(Records)
• • • • •

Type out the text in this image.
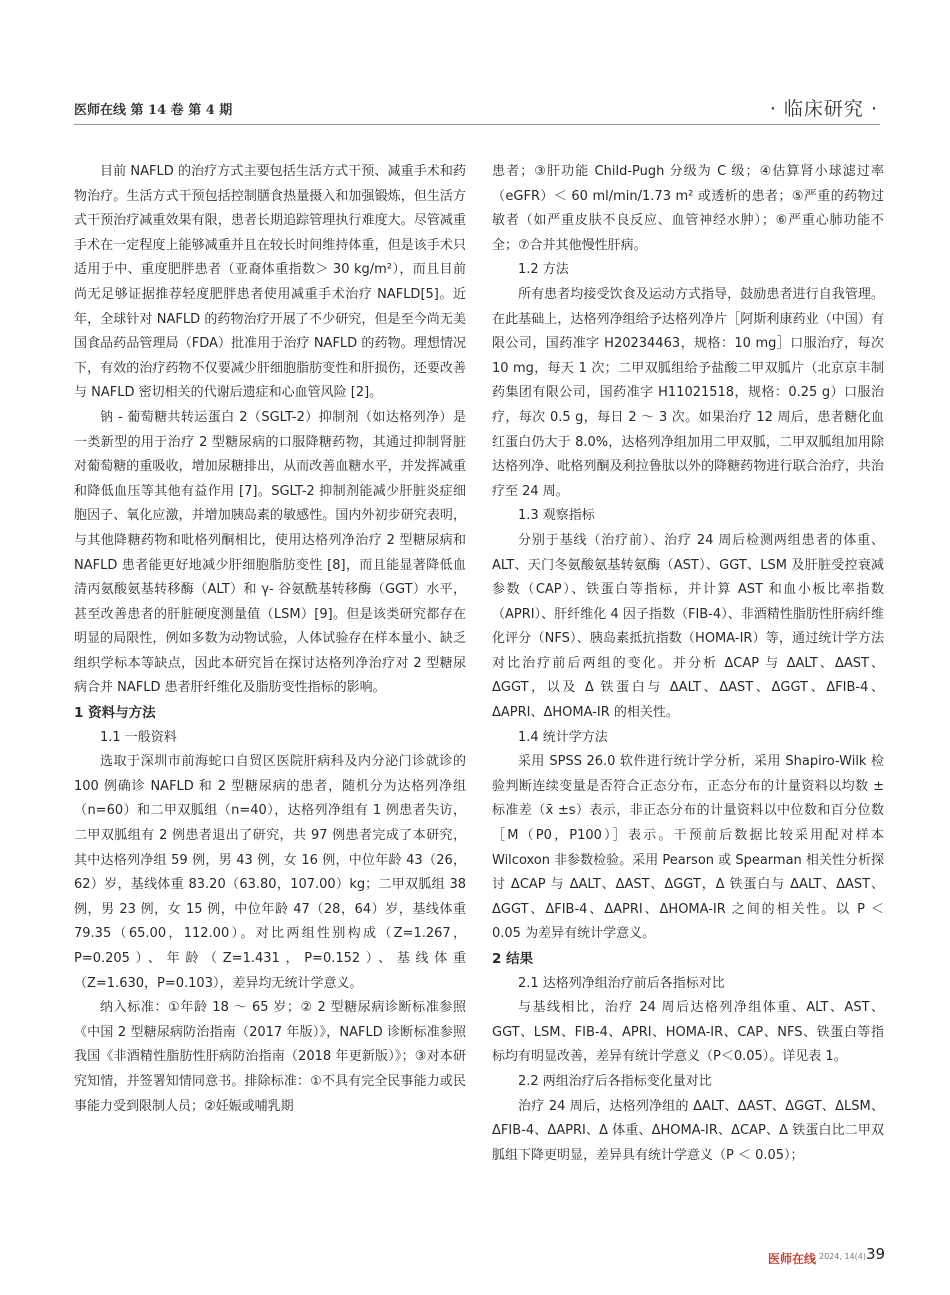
医师在线 第 14 卷 第 4 期	· 临床研究 ·

目前 NAFLD 的治疗方式主要包括生活方式干预、减重手术和药物治疗。生活方式干预包括控制膳食热量摄入和加强锻炼，但生活方式干预治疗减重效果有限，患者长期追踪管理执行难度大。尽管减重手术在一定程度上能够减重并且在较长时间维持体重，但是该手术只适用于中、重度肥胖患者（亚裔体重指数＞ 30 kg/m²），而且目前尚无足够证据推荐轻度肥胖患者使用减重手术治疗 NAFLD[5]。近年，全球针对 NAFLD 的药物治疗开展了不少研究，但是至今尚无美国食品药品管理局（FDA）批准用于治疗 NAFLD 的药物。理想情况下，有效的治疗药物不仅要减少肝细胞脂肪变性和肝损伤，还要改善与 NAFLD 密切相关的代谢后遗症和心血管风险 [2]。

钠 - 葡萄糖共转运蛋白 2（SGLT-2）抑制剂（如达格列净）是一类新型的用于治疗 2 型糖尿病的口服降糖药物，其通过抑制肾脏对葡萄糖的重吸收，增加尿糖排出，从而改善血糖水平，并发挥减重和降低血压等其他有益作用 [7]。SGLT-2 抑制剂能减少肝脏炎症细胞因子、氧化应激，并增加胰岛素的敏感性。国内外初步研究表明，与其他降糖药物和吡格列酮相比，使用达格列净治疗 2 型糖尿病和 NAFLD 患者能更好地减少肝细胞脂肪变性 [8]，而且能显著降低血清丙氨酸氨基转移酶（ALT）和 γ- 谷氨酰基转移酶（GGT）水平，甚至改善患者的肝脏硬度测量值（LSM）[9]。但是该类研究都存在明显的局限性，例如多数为动物试验，人体试验存在样本量小、缺乏组织学标本等缺点，因此本研究旨在探讨达格列净治疗对 2 型糖尿病合并 NAFLD 患者肝纤维化及脂肪变性指标的影响。

1 资料与方法

1.1 一般资料

选取于深圳市前海蛇口自贸区医院肝病科及内分泌门诊就诊的 100 例确诊 NAFLD 和 2 型糖尿病的患者，随机分为达格列净组（n=60）和二甲双胍组（n=40），达格列净组有 1 例患者失访，二甲双胍组有 2 例患者退出了研究，共 97 例患者完成了本研究，其中达格列净组 59 例，男 43 例，女 16 例，中位年龄 43（26，62）岁，基线体重 83.20（63.80，107.00）kg；二甲双胍组 38 例，男 23 例，女 15 例，中位年龄 47（28，64）岁，基线体重 79.35（65.00，112.00）。对比两组性别构成（Z=1.267，P=0.205）、年龄（Z=1.431，P=0.152）、基线体重（Z=1.630，P=0.103），差异均无统计学意义。

纳入标准：①年龄 18 ～ 65 岁；② 2 型糖尿病诊断标准参照《中国 2 型糖尿病防治指南（2017 年版）》，NAFLD 诊断标准参照我国《非酒精性脂肪性肝病防治指南（2018 年更新版）》；③对本研究知情，并签署知情同意书。排除标准：①不具有完全民事能力或民事能力受到限制人员；②妊娠或哺乳期

患者；③肝功能 Child-Pugh 分级为 C 级；④估算肾小球滤过率（eGFR）＜ 60 ml/min/1.73 m² 或透析的患者；⑤严重的药物过敏者（如严重皮肤不良反应、血管神经水肿）；⑥严重心肺功能不全；⑦合并其他慢性肝病。

1.2 方法

所有患者均接受饮食及运动方式指导，鼓励患者进行自我管理。在此基础上，达格列净组给予达格列净片［阿斯利康药业（中国）有限公司，国药准字 H20234463，规格：10 mg］口服治疗，每次 10 mg，每天 1 次；二甲双胍组给予盐酸二甲双胍片（北京京丰制药集团有限公司，国药准字 H11021518，规格：0.25 g）口服治疗，每次 0.5 g，每日 2 ～ 3 次。如果治疗 12 周后，患者糖化血红蛋白仍大于 8.0%，达格列净组加用二甲双胍，二甲双胍组加用除达格列净、吡格列酮及利拉鲁肽以外的降糖药物进行联合治疗，共治疗至 24 周。

1.3 观察指标

分别于基线（治疗前）、治疗 24 周后检测两组患者的体重、ALT、天门冬氨酸氨基转氨酶（AST）、GGT、LSM 及肝脏受控衰减参数（CAP）、铁蛋白等指标，并计算 AST 和血小板比率指数（APRI）、肝纤维化 4 因子指数（FIB-4）、非酒精性脂肪性肝病纤维化评分（NFS）、胰岛素抵抗指数（HOMA-IR）等，通过统计学方法对比治疗前后两组的变化。并分析 ΔCAP 与 ΔALT、ΔAST、ΔGGT，以及 Δ 铁蛋白与 ΔALT、ΔAST、ΔGGT、ΔFIB-4、ΔAPRI、ΔHOMA-IR 的相关性。

1.4 统计学方法

采用 SPSS 26.0 软件进行统计学分析，采用 Shapiro-Wilk 检验判断连续变量是否符合正态分布，正态分布的计量资料以均数 ± 标准差（x̄ ±s）表示，非正态分布的计量资料以中位数和百分位数［M（P0，P100）］表示。干预前后数据比较采用配对样本 Wilcoxon 非参数检验。采用 Pearson 或 Spearman 相关性分析探讨 ΔCAP 与 ΔALT、ΔAST、ΔGGT，Δ 铁蛋白与 ΔALT、ΔAST、ΔGGT、ΔFIB-4、ΔAPRI、ΔHOMA-IR 之间的相关性。以 P ＜ 0.05 为差异有统计学意义。

2 结果

2.1 达格列净组治疗前后各指标对比

与基线相比，治疗 24 周后达格列净组体重、ALT、AST、GGT、LSM、FIB-4、APRI、HOMA-IR、CAP、NFS、铁蛋白等指标均有明显改善，差异有统计学意义（P＜0.05）。详见表 1。

2.2 两组治疗后各指标变化量对比

治疗 24 周后，达格列净组的 ΔALT、ΔAST、ΔGGT、ΔLSM、ΔFIB-4、ΔAPRI、Δ 体重、ΔHOMA-IR、ΔCAP、Δ 铁蛋白比二甲双胍组下降更明显，差异具有统计学意义（P ＜ 0.05）；

医师在线 2024, 14(4) 39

• • • • •

▸ **EXERCISE DESCRIPTION**: Return all of the data exactly as written, and drop the pictures.

▸ **RESULT FOR THIS EXERCISE**:
Type out the text in this image.
医师在线 第 14 卷 第 4 期	· 临床研究 ·

目前 NAFLD 的治疗方式主要包括生活方式干预、减重手术和药物治疗。生活方式干预包括控制膳食热量摄入和加强锻炼，但生活方式干预治疗减重效果有限，患者长期追踪管理执行难度大。尽管减重手术在一定程度上能够减重并且在较长时间维持体重，但是该手术只适用于中、重度肥胖患者（亚裔体重指数＞ 30 kg/m²），而且目前尚无足够证据推荐轻度肥胖患者使用减重手术治疗 NAFLD[5]。近年，全球针对 NAFLD 的药物治疗开展了不少研究，但是至今尚无美国食品药品管理局（FDA）批准用于治疗 NAFLD 的药物。理想情况下，有效的治疗药物不仅要减少肝细胞脂肪变性和肝损伤，还要改善与 NAFLD 密切相关的代谢后遗症和心血管风险 [2]。

钠 - 葡萄糖共转运蛋白 2（SGLT-2）抑制剂（如达格列净）是一类新型的用于治疗 2 型糖尿病的口服降糖药物，其通过抑制肾脏对葡萄糖的重吸收，增加尿糖排出，从而改善血糖水平，并发挥减重和降低血压等其他有益作用 [7]。SGLT-2 抑制剂能减少肝脏炎症细胞因子、氧化应激，并增加胰岛素的敏感性。国内外初步研究表明，与其他降糖药物和吡格列酮相比，使用达格列净治疗 2 型糖尿病和 NAFLD 患者能更好地减少肝细胞脂肪变性 [8]，而且能显著降低血清丙氨酸氨基转移酶（ALT）和 γ- 谷氨酰基转移酶（GGT）水平，甚至改善患者的肝脏硬度测量值（LSM）[9]。但是该类研究都存在明显的局限性，例如多数为动物试验，人体试验存在样本量小、缺乏组织学标本等缺点，因此本研究旨在探讨达格列净治疗对 2 型糖尿病合并 NAFLD 患者肝纤维化及脂肪变性指标的影响。

1 资料与方法

1.1 一般资料

选取于深圳市前海蛇口自贸区医院肝病科及内分泌门诊就诊的 100 例确诊 NAFLD 和 2 型糖尿病的患者，随机分为达格列净组（n=60）和二甲双胍组（n=40），达格列净组有 1 例患者失访，二甲双胍组有 2 例患者退出了研究，共 97 例患者完成了本研究，其中达格列净组 59 例，男 43 例，女 16 例，中位年龄 43（26，62）岁，基线体重 83.20（63.80，107.00）kg；二甲双胍组 38 例，男 23 例，女 15 例，中位年龄 47（28，64）岁，基线体重 79.35（65.00，112.00）。对比两组性别构成（Z=1.267，P=0.205）、年龄（Z=1.431，P=0.152）、基线体重（Z=1.630，P=0.103），差异均无统计学意义。

纳入标准：①年龄 18 ～ 65 岁；② 2 型糖尿病诊断标准参照《中国 2 型糖尿病防治指南（2017 年版）》，NAFLD 诊断标准参照我国《非酒精性脂肪性肝病防治指南（2018 年更新版）》；③对本研究知情，并签署知情同意书。排除标准：①不具有完全民事能力或民事能力受到限制人员；②妊娠或哺乳期

患者；③肝功能 Child-Pugh 分级为 C 级；④估算肾小球滤过率（eGFR）＜ 60 ml/min/1.73 m² 或透析的患者；⑤严重的药物过敏者（如严重皮肤不良反应、血管神经水肿）；⑥严重心肺功能不全；⑦合并其他慢性肝病。

1.2 方法

所有患者均接受饮食及运动方式指导，鼓励患者进行自我管理。在此基础上，达格列净组给予达格列净片［阿斯利康药业（中国）有限公司，国药准字 H20234463，规格：10 mg］口服治疗，每次 10 mg，每天 1 次；二甲双胍组给予盐酸二甲双胍片（北京京丰制药集团有限公司，国药准字 H11021518，规格：0.25 g）口服治疗，每次 0.5 g，每日 2 ～ 3 次。如果治疗 12 周后，患者糖化血红蛋白仍大于 8.0%，达格列净组加用二甲双胍，二甲双胍组加用除达格列净、吡格列酮及利拉鲁肽以外的降糖药物进行联合治疗，共治疗至 24 周。

1.3 观察指标

分别于基线（治疗前）、治疗 24 周后检测两组患者的体重、ALT、天门冬氨酸氨基转氨酶（AST）、GGT、LSM 及肝脏受控衰减参数（CAP）、铁蛋白等指标，并计算 AST 和血小板比率指数（APRI）、肝纤维化 4 因子指数（FIB-4）、非酒精性脂肪性肝病纤维化评分（NFS）、胰岛素抵抗指数（HOMA-IR）等，通过统计学方法对比治疗前后两组的变化。并分析 ΔCAP 与 ΔALT、ΔAST、ΔGGT，以及 Δ 铁蛋白与 ΔALT、ΔAST、ΔGGT、ΔFIB-4、ΔAPRI、ΔHOMA-IR 的相关性。

1.4 统计学方法

采用 SPSS 26.0 软件进行统计学分析，采用 Shapiro-Wilk 检验判断连续变量是否符合正态分布，正态分布的计量资料以均数 ± 标准差（x̄ ±s）表示，非正态分布的计量资料以中位数和百分位数［M（P0，P100）］表示。干预前后数据比较采用配对样本 Wilcoxon 非参数检验。采用 Pearson 或 Spearman 相关性分析探讨 ΔCAP 与 ΔALT、ΔAST、ΔGGT，Δ 铁蛋白与 ΔALT、ΔAST、ΔGGT、ΔFIB-4、ΔAPRI、ΔHOMA-IR 之间的相关性。以 P ＜ 0.05 为差异有统计学意义。

2 结果

2.1 达格列净组治疗前后各指标对比

与基线相比，治疗 24 周后达格列净组体重、ALT、AST、GGT、LSM、FIB-4、APRI、HOMA-IR、CAP、NFS、铁蛋白等指标均有明显改善，差异有统计学意义（P＜0.05）。详见表 1。

2.2 两组治疗后各指标变化量对比

治疗 24 周后，达格列净组的 ΔALT、ΔAST、ΔGGT、ΔLSM、ΔFIB-4、ΔAPRI、Δ 体重、ΔHOMA-IR、ΔCAP、Δ 铁蛋白比二甲双胍组下降更明显，差异具有统计学意义（P ＜ 0.05）；

医师在线 2024, 14(4) 39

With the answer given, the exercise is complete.